Set task ->
Look through the data and write out every line with the word "Exemplaren" in it.

Records from a collection:
==*==

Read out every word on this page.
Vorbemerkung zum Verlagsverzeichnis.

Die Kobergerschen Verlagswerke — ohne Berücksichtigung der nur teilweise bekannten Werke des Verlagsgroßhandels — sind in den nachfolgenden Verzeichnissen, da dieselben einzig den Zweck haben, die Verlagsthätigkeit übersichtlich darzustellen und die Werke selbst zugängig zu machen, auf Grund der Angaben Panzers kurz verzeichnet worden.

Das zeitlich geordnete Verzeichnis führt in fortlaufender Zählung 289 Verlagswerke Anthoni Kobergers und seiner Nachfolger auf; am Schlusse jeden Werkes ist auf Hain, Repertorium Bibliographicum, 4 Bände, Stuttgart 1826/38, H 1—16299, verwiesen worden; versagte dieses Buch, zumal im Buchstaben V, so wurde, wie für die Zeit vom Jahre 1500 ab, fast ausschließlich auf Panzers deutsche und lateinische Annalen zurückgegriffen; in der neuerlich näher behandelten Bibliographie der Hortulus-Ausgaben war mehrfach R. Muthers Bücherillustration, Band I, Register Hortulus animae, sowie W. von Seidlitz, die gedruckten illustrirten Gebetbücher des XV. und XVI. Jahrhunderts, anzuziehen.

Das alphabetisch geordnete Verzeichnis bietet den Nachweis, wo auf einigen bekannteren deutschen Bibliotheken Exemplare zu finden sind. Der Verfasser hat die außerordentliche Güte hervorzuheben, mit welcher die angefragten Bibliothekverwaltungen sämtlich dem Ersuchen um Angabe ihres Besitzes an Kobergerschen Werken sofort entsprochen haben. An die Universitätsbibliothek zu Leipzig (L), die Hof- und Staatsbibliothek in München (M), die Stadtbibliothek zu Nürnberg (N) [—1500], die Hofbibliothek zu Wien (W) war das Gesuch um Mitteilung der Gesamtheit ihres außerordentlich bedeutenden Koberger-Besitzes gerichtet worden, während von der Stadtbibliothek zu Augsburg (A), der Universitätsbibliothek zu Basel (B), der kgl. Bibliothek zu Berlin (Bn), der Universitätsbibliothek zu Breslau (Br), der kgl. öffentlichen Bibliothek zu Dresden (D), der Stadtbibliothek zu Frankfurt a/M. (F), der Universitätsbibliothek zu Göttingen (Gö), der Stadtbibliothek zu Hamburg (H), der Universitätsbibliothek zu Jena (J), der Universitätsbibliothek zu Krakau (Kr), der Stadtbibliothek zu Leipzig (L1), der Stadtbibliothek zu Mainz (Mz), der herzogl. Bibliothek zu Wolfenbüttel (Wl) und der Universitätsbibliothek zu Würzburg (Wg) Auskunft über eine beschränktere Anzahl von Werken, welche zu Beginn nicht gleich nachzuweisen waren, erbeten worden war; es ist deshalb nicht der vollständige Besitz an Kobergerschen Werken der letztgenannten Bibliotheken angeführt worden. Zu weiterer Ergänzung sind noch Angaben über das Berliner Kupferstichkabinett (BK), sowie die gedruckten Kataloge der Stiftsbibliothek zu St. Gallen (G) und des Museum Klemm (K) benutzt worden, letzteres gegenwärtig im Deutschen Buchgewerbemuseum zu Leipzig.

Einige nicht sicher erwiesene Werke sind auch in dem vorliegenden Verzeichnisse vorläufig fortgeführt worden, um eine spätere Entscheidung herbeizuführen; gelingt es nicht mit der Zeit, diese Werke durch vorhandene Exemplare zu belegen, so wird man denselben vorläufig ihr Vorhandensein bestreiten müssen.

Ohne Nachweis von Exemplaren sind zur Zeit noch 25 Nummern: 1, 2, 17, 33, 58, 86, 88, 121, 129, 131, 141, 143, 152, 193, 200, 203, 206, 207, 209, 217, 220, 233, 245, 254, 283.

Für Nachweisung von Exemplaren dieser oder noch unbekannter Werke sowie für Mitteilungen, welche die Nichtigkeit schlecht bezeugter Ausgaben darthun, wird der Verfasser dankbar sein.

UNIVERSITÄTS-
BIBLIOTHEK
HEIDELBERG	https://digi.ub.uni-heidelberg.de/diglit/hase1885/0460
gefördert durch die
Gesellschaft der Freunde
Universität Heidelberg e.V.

==*==

Task answer ->
Ohne Nachweis von Exemplaren sind zur Zeit noch 25 Nummern: 1, 2, 17, 33, 58, 86, 88, 121, 129, 131, 141, 143, 152, 193, 200, 203, 206, 207, 209, 217, 220, 233, 245, 254, 283.
Für Nachweisung von Exemplaren dieser oder noch unbekannter Werke sowie für Mitteilungen, welche die Nichtigkeit schlecht bezeugter Ausgaben darthun, wird der Verfasser dankbar sein.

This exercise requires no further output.